Do this: In the entries below, how many lines hold the string "Narcotic"? Give only the number.
---------- Records supplied
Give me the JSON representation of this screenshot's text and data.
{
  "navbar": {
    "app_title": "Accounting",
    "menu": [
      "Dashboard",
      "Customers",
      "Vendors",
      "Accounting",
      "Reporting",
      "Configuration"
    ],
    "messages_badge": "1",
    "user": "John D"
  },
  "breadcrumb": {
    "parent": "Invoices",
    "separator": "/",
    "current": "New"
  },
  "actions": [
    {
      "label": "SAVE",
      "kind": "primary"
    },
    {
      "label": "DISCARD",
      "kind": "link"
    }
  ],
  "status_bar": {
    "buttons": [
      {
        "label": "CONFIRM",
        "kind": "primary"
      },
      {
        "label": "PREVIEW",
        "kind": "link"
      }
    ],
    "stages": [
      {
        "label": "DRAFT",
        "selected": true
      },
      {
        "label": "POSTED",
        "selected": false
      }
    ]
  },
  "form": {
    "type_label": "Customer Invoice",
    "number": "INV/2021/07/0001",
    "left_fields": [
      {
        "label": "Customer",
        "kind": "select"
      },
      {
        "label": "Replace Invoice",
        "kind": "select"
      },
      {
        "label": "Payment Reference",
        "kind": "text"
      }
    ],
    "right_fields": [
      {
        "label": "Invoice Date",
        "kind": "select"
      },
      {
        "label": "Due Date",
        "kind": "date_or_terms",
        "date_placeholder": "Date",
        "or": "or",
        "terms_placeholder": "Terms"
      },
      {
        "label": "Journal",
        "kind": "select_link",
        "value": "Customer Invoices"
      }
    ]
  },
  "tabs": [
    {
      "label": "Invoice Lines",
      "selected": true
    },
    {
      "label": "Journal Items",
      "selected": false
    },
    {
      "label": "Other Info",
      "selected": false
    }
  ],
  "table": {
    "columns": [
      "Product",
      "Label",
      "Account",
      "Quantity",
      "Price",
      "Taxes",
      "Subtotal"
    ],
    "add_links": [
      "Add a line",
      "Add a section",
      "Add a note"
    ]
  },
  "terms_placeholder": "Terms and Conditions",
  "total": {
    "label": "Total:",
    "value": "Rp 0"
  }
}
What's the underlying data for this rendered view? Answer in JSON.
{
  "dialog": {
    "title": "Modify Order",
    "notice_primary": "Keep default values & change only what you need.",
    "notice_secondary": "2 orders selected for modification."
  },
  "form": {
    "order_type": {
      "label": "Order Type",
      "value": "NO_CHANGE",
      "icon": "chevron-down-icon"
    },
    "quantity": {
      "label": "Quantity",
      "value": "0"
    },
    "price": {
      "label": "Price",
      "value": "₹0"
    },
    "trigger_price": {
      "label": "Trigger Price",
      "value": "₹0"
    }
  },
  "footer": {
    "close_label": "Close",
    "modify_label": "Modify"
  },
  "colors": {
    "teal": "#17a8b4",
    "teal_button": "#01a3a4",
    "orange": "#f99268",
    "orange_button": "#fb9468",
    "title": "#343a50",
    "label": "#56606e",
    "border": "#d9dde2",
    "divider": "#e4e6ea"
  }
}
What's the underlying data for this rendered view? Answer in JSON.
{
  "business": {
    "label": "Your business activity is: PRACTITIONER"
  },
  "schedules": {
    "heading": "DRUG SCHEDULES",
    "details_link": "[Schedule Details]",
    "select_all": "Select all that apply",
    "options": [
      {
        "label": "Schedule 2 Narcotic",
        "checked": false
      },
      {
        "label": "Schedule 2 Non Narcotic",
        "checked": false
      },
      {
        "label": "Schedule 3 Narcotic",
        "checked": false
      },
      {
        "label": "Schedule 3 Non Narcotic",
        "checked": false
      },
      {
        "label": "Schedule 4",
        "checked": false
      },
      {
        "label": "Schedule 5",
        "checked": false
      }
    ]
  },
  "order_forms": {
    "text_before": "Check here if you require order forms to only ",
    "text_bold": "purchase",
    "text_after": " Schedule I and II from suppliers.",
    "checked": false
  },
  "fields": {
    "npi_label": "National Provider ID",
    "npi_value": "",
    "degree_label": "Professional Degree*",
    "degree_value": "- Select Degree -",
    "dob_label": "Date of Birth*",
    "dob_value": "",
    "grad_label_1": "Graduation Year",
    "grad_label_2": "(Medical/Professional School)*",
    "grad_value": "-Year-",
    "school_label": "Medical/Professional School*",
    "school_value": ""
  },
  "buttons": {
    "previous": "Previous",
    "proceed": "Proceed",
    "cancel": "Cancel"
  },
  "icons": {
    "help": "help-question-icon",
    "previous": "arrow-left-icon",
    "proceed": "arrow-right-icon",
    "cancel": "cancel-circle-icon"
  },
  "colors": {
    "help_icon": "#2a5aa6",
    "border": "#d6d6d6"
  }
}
--------------------
Response below: 4